PROBLEM STATEMENT = Return every entry exactly.

[START]

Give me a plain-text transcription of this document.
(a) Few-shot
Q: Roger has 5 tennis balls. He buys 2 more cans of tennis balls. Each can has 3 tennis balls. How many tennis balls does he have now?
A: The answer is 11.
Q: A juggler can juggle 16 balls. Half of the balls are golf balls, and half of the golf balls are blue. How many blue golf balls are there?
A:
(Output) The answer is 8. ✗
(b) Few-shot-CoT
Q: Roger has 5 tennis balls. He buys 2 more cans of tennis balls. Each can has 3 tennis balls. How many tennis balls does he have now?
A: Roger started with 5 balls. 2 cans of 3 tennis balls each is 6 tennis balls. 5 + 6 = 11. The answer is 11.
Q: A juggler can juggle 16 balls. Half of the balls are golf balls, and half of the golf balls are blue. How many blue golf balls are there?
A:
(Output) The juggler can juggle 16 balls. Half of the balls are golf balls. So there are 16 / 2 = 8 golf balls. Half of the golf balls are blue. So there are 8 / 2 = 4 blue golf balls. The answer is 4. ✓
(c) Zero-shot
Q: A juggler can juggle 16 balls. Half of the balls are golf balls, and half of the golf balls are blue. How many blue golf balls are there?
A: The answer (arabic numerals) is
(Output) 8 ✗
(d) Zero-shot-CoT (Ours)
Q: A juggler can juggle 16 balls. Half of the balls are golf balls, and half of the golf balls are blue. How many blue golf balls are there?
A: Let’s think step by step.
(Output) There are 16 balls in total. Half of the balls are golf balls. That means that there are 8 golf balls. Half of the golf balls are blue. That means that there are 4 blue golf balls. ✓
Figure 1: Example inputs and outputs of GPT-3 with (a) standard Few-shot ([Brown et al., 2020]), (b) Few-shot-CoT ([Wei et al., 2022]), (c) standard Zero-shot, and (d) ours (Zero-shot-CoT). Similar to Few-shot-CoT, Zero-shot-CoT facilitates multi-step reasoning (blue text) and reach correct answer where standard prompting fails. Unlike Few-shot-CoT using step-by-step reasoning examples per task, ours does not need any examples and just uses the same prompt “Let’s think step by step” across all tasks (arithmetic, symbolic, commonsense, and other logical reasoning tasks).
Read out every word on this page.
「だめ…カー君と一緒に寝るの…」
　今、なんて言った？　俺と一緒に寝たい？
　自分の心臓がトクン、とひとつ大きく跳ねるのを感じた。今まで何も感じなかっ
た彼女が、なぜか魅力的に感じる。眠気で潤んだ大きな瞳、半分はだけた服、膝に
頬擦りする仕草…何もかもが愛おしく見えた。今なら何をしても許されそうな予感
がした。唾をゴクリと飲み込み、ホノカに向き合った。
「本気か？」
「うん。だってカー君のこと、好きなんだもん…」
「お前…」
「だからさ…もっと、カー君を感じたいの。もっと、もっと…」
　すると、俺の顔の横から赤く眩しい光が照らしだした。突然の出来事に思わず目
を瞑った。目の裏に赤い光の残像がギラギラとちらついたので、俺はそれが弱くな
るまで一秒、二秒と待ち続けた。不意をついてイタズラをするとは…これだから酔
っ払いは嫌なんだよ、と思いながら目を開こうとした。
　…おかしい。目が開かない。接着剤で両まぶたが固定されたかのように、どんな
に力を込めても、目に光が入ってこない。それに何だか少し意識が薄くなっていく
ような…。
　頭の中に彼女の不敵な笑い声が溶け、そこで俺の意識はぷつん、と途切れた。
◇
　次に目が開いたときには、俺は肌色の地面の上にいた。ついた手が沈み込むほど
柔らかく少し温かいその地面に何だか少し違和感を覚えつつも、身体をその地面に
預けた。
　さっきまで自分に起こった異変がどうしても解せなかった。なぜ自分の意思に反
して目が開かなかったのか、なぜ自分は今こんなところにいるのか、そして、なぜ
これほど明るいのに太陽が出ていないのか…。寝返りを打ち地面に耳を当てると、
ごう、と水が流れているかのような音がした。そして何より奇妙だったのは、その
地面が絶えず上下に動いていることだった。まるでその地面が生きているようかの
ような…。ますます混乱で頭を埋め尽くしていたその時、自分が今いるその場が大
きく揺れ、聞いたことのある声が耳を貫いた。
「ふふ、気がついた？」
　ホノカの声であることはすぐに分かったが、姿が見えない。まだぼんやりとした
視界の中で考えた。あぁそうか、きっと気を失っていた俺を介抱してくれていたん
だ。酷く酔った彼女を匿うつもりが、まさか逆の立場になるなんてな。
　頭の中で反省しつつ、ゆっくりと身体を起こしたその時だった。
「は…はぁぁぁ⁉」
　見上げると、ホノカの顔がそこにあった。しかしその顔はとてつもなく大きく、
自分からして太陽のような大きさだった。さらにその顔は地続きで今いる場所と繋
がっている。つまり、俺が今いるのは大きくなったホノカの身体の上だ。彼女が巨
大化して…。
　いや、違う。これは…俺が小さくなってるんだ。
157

[END]

WORKED SOLUTION =
Give me a plain-text transcription of this document.
(a) Few-shot
Q: Roger has 5 tennis balls. He buys 2 more cans of tennis balls. Each can has 3 tennis balls. How many tennis balls does he have now?
A: The answer is 11.
Q: A juggler can juggle 16 balls. Half of the balls are golf balls, and half of the golf balls are blue. How many blue golf balls are there?
A:
(Output) The answer is 8. ✗
(b) Few-shot-CoT
Q: Roger has 5 tennis balls. He buys 2 more cans of tennis balls. Each can has 3 tennis balls. How many tennis balls does he have now?
A: Roger started with 5 balls. 2 cans of 3 tennis balls each is 6 tennis balls. 5 + 6 = 11. The answer is 11.
Q: A juggler can juggle 16 balls. Half of the balls are golf balls, and half of the golf balls are blue. How many blue golf balls are there?
A:
(Output) The juggler can juggle 16 balls. Half of the balls are golf balls. So there are 16 / 2 = 8 golf balls. Half of the golf balls are blue. So there are 8 / 2 = 4 blue golf balls. The answer is 4. ✓
(c) Zero-shot
Q: A juggler can juggle 16 balls. Half of the balls are golf balls, and half of the golf balls are blue. How many blue golf balls are there?
A: The answer (arabic numerals) is
(Output) 8 ✗
(d) Zero-shot-CoT (Ours)
Q: A juggler can juggle 16 balls. Half of the balls are golf balls, and half of the golf balls are blue. How many blue golf balls are there?
A: Let’s think step by step.
(Output) There are 16 balls in total. Half of the balls are golf balls. That means that there are 8 golf balls. Half of the golf balls are blue. That means that there are 4 blue golf balls. ✓
Figure 1: Example inputs and outputs of GPT-3 with (a) standard Few-shot ([Brown et al., 2020]), (b) Few-shot-CoT ([Wei et al., 2022]), (c) standard Zero-shot, and (d) ours (Zero-shot-CoT). Similar to Few-shot-CoT, Zero-shot-CoT facilitates multi-step reasoning (blue text) and reach correct answer where standard prompting fails. Unlike Few-shot-CoT using step-by-step reasoning examples per task, ours does not need any examples and just uses the same prompt “Let’s think step by step” across all tasks (arithmetic, symbolic, commonsense, and other logical reasoning tasks).
Read out every word on this page.
「だめ…カー君と一緒に寝るの…」
　今、なんて言った？　俺と一緒に寝たい？
　自分の心臓がトクン、とひとつ大きく跳ねるのを感じた。今まで何も感じなかっ
た彼女が、なぜか魅力的に感じる。眠気で潤んだ大きな瞳、半分はだけた服、膝に
頬擦りする仕草…何もかもが愛おしく見えた。今なら何をしても許されそうな予感
がした。唾をゴクリと飲み込み、ホノカに向き合った。
「本気か？」
「うん。だってカー君のこと、好きなんだもん…」
「お前…」
「だからさ…もっと、カー君を感じたいの。もっと、もっと…」
　すると、俺の顔の横から赤く眩しい光が照らしだした。突然の出来事に思わず目
を瞑った。目の裏に赤い光の残像がギラギラとちらついたので、俺はそれが弱くな
るまで一秒、二秒と待ち続けた。不意をついてイタズラをするとは…これだから酔
っ払いは嫌なんだよ、と思いながら目を開こうとした。
　…おかしい。目が開かない。接着剤で両まぶたが固定されたかのように、どんな
に力を込めても、目に光が入ってこない。それに何だか少し意識が薄くなっていく
ような…。
　頭の中に彼女の不敵な笑い声が溶け、そこで俺の意識はぷつん、と途切れた。
◇
　次に目が開いたときには、俺は肌色の地面の上にいた。ついた手が沈み込むほど
柔らかく少し温かいその地面に何だか少し違和感を覚えつつも、身体をその地面に
預けた。
　さっきまで自分に起こった異変がどうしても解せなかった。なぜ自分の意思に反
して目が開かなかったのか、なぜ自分は今こんなところにいるのか、そして、なぜ
これほど明るいのに太陽が出ていないのか…。寝返りを打ち地面に耳を当てると、
ごう、と水が流れているかのような音がした。そして何より奇妙だったのは、その
地面が絶えず上下に動いていることだった。まるでその地面が生きているようかの
ような…。ますます混乱で頭を埋め尽くしていたその時、自分が今いるその場が大
きく揺れ、聞いたことのある声が耳を貫いた。
「ふふ、気がついた？」
　ホノカの声であることはすぐに分かったが、姿が見えない。まだぼんやりとした
視界の中で考えた。あぁそうか、きっと気を失っていた俺を介抱してくれていたん
だ。酷く酔った彼女を匿うつもりが、まさか逆の立場になるなんてな。
　頭の中で反省しつつ、ゆっくりと身体を起こしたその時だった。
「は…はぁぁぁ⁉」
　見上げると、ホノカの顔がそこにあった。しかしその顔はとてつもなく大きく、
自分からして太陽のような大きさだった。さらにその顔は地続きで今いる場所と繋
がっている。つまり、俺が今いるのは大きくなったホノカの身体の上だ。彼女が巨
大化して…。
　いや、違う。これは…俺が小さくなってるんだ。
157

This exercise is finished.